Work to be completed: Pictures do not belong in the copy; quote every entry below exactly.

======== Available records

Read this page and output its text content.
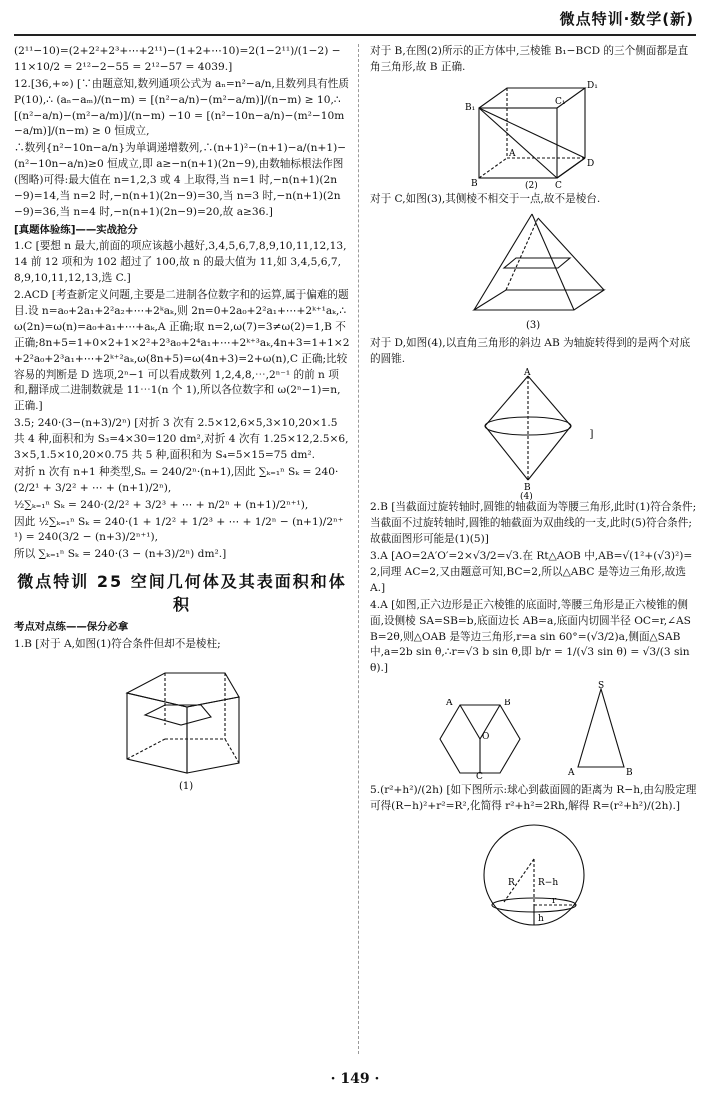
微点特训·数学(新)

(2¹¹−10)=(2+2²+2³+⋯+2¹¹)−(1+2+⋯10)=2(1−2¹¹)/(1−2) − 11×10/2 = 2¹²−2−55 = 2¹²−57 = 4039.]

12.[36,+∞) [∵由题意知,数列通项公式为 aₙ=n²−a/n,且数列具有性质 P(10),∴ (aₙ−aₘ)/(n−m) = [(n²−a/n)−(m²−a/m)]/(n−m) ≥ 10,∴ [(n²−a/n)−(m²−a/m)]/(n−m) −10 = [(n²−10n−a/n)−(m²−10m−a/m)]/(n−m) ≥ 0 恒成立,

∴数列{n²−10n−a/n}为单调递增数列,∴(n+1)²−(n+1)−a/(n+1)−(n²−10n−a/n)≥0 恒成立,即 a≥−n(n+1)(2n−9),由数轴标根法作图(图略)可得:最大值在 n=1,2,3 或 4 上取得,当 n=1 时,−n(n+1)(2n−9)=14,当 n=2 时,−n(n+1)(2n−9)=30,当 n=3 时,−n(n+1)(2n−9)=36,当 n=4 时,−n(n+1)(2n−9)=20,故 a≥36.]

[真题体验练]——实战抢分

1.C [要想 n 最大,前面的项应该越小越好,3,4,5,6,7,8,9,10,11,12,13,14 前 12 项和为 102 超过了 100,故 n 的最大值为 11,如 3,4,5,6,7,8,9,10,11,12,13,选 C.]

2.ACD [考查新定义问题,主要是二进制各位数字和的运算,属于偏难的题目.设 n=a₀+2a₁+2²a₂+⋯+2ᵏaₖ,则 2n=0+2a₀+2²a₁+⋯+2ᵏ⁺¹aₖ,∴ω(2n)=ω(n)=a₀+a₁+⋯+aₖ,A 正确;取 n=2,ω(7)=3≠ω(2)=1,B 不正确;8n+5=1+0×2+1×2²+2³a₀+2⁴a₁+⋯+2ᵏ⁺³aₖ,4n+3=1+1×2+2²a₀+2³a₁+⋯+2ᵏ⁺²aₖ,ω(8n+5)=ω(4n+3)=2+ω(n),C 正确;比较容易的判断是 D 选项,2ⁿ−1 可以看成数列 1,2,4,8,⋯,2ⁿ⁻¹ 的前 n 项和,翻译成二进制数就是 11⋯1(n 个 1),所以各位数字和 ω(2ⁿ−1)=n,正确.]

3.5; 240·(3−(n+3)/2ⁿ) [对折 3 次有 2.5×12,6×5,3×10,20×1.5 共 4 种,面积和为 S₃=4×30=120 dm²,对折 4 次有 1.25×12,2.5×6,3×5,1.5×10,20×0.75 共 5 种,面积和为 S₄=5×15=75 dm².

对折 n 次有 n+1 种类型,Sₙ = 240/2ⁿ·(n+1),因此 ∑ₖ₌₁ⁿ Sₖ = 240·(2/2¹ + 3/2² + ⋯ + (n+1)/2ⁿ),

½∑ₖ₌₁ⁿ Sₖ = 240·(2/2² + 3/2³ + ⋯ + n/2ⁿ + (n+1)/2ⁿ⁺¹),

因此 ½∑ₖ₌₁ⁿ Sₖ = 240·(1 + 1/2² + 1/2³ + ⋯ + 1/2ⁿ − (n+1)/2ⁿ⁺¹) = 240(3/2 − (n+3)/2ⁿ⁺¹),

所以 ∑ₖ₌₁ⁿ Sₖ = 240·(3 − (n+3)/2ⁿ) dm².]

微点特训 25 空间几何体及其表面积和体积
考点对点练——保分必拿

1.B [对于 A,如图(1)符合条件但却不是棱柱;

(1)

对于 B,在图(2)所示的正方体中,三棱锥 B₁−BCD 的三个侧面都是直角三角形,故 B 正确.

B₁
C₁
D₁
A
B	C
D
(2)

对于 C,如图(3),其侧棱不相交于一点,故不是棱台.

(3)

对于 D,如图(4),以直角三角形的斜边 AB 为轴旋转得到的是两个对底的圆锥.

A
B
(4)
]

2.B [当截面过旋转轴时,圆锥的轴截面为等腰三角形,此时(1)符合条件;当截面不过旋转轴时,圆锥的轴截面为双曲线的一支,此时(5)符合条件;故截面图形可能是(1)(5)]

3.A [AO=2A′O′=2×√3/2=√3.在 Rt△AOB 中,AB=√(1²+(√3)²)=2,同理 AC=2,又由题意可知,BC=2,所以△ABC 是等边三角形,故选 A.]

4.A [如图,正六边形是正六棱锥的底面时,等腰三角形是正六棱锥的侧面,设侧棱 SA=SB=b,底面边长 AB=a,底面内切圆半径 OC=r,∠ASB=2θ,则△OAB 是等边三角形,r=a sin 60°=(√3/2)a,侧面△SAB 中,a=2b sin θ,∴r=√3 b sin θ,即 b/r = 1/(√3 sin θ) = √3/(3 sin θ).]

O
A	B
C
S
A	B

5.(r²+h²)/(2h) [如下图所示:球心到截面圆的距离为 R−h,由勾股定理可得(R−h)²+r²=R²,化简得 r²+h²=2Rh,解得 R=(r²+h²)/(2h).]

R	R−h
r
h
· 149 ·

================

Exercise solution:
Read this page and output its text content.
微点特训·数学(新)

(2¹¹−10)=(2+2²+2³+⋯+2¹¹)−(1+2+⋯10)=2(1−2¹¹)/(1−2) − 11×10/2 = 2¹²−2−55 = 2¹²−57 = 4039.]

12.[36,+∞) [∵由题意知,数列通项公式为 aₙ=n²−a/n,且数列具有性质 P(10),∴ (aₙ−aₘ)/(n−m) = [(n²−a/n)−(m²−a/m)]/(n−m) ≥ 10,∴ [(n²−a/n)−(m²−a/m)]/(n−m) −10 = [(n²−10n−a/n)−(m²−10m−a/m)]/(n−m) ≥ 0 恒成立,

∴数列{n²−10n−a/n}为单调递增数列,∴(n+1)²−(n+1)−a/(n+1)−(n²−10n−a/n)≥0 恒成立,即 a≥−n(n+1)(2n−9),由数轴标根法作图(图略)可得:最大值在 n=1,2,3 或 4 上取得,当 n=1 时,−n(n+1)(2n−9)=14,当 n=2 时,−n(n+1)(2n−9)=30,当 n=3 时,−n(n+1)(2n−9)=36,当 n=4 时,−n(n+1)(2n−9)=20,故 a≥36.]

[真题体验练]——实战抢分

1.C [要想 n 最大,前面的项应该越小越好,3,4,5,6,7,8,9,10,11,12,13,14 前 12 项和为 102 超过了 100,故 n 的最大值为 11,如 3,4,5,6,7,8,9,10,11,12,13,选 C.]

2.ACD [考查新定义问题,主要是二进制各位数字和的运算,属于偏难的题目.设 n=a₀+2a₁+2²a₂+⋯+2ᵏaₖ,则 2n=0+2a₀+2²a₁+⋯+2ᵏ⁺¹aₖ,∴ω(2n)=ω(n)=a₀+a₁+⋯+aₖ,A 正确;取 n=2,ω(7)=3≠ω(2)=1,B 不正确;8n+5=1+0×2+1×2²+2³a₀+2⁴a₁+⋯+2ᵏ⁺³aₖ,4n+3=1+1×2+2²a₀+2³a₁+⋯+2ᵏ⁺²aₖ,ω(8n+5)=ω(4n+3)=2+ω(n),C 正确;比较容易的判断是 D 选项,2ⁿ−1 可以看成数列 1,2,4,8,⋯,2ⁿ⁻¹ 的前 n 项和,翻译成二进制数就是 11⋯1(n 个 1),所以各位数字和 ω(2ⁿ−1)=n,正确.]

3.5; 240·(3−(n+3)/2ⁿ) [对折 3 次有 2.5×12,6×5,3×10,20×1.5 共 4 种,面积和为 S₃=4×30=120 dm²,对折 4 次有 1.25×12,2.5×6,3×5,1.5×10,20×0.75 共 5 种,面积和为 S₄=5×15=75 dm².

对折 n 次有 n+1 种类型,Sₙ = 240/2ⁿ·(n+1),因此 ∑ₖ₌₁ⁿ Sₖ = 240·(2/2¹ + 3/2² + ⋯ + (n+1)/2ⁿ),

½∑ₖ₌₁ⁿ Sₖ = 240·(2/2² + 3/2³ + ⋯ + n/2ⁿ + (n+1)/2ⁿ⁺¹),

因此 ½∑ₖ₌₁ⁿ Sₖ = 240·(1 + 1/2² + 1/2³ + ⋯ + 1/2ⁿ − (n+1)/2ⁿ⁺¹) = 240(3/2 − (n+3)/2ⁿ⁺¹),

所以 ∑ₖ₌₁ⁿ Sₖ = 240·(3 − (n+3)/2ⁿ) dm².]

微点特训 25 空间几何体及其表面积和体积
考点对点练——保分必拿

1.B [对于 A,如图(1)符合条件但却不是棱柱;

(1)

对于 B,在图(2)所示的正方体中,三棱锥 B₁−BCD 的三个侧面都是直角三角形,故 B 正确.

B₁
C₁
D₁
A
B	C
D
(2)

对于 C,如图(3),其侧棱不相交于一点,故不是棱台.

(3)

对于 D,如图(4),以直角三角形的斜边 AB 为轴旋转得到的是两个对底的圆锥.

A
B
(4)
]

2.B [当截面过旋转轴时,圆锥的轴截面为等腰三角形,此时(1)符合条件;当截面不过旋转轴时,圆锥的轴截面为双曲线的一支,此时(5)符合条件;故截面图形可能是(1)(5)]

3.A [AO=2A′O′=2×√3/2=√3.在 Rt△AOB 中,AB=√(1²+(√3)²)=2,同理 AC=2,又由题意可知,BC=2,所以△ABC 是等边三角形,故选 A.]

4.A [如图,正六边形是正六棱锥的底面时,等腰三角形是正六棱锥的侧面,设侧棱 SA=SB=b,底面边长 AB=a,底面内切圆半径 OC=r,∠ASB=2θ,则△OAB 是等边三角形,r=a sin 60°=(√3/2)a,侧面△SAB 中,a=2b sin θ,∴r=√3 b sin θ,即 b/r = 1/(√3 sin θ) = √3/(3 sin θ).]

O
A	B
C
S
A	B

5.(r²+h²)/(2h) [如下图所示:球心到截面圆的距离为 R−h,由勾股定理可得(R−h)²+r²=R²,化简得 r²+h²=2Rh,解得 R=(r²+h²)/(2h).]

R	R−h
r
h
· 149 ·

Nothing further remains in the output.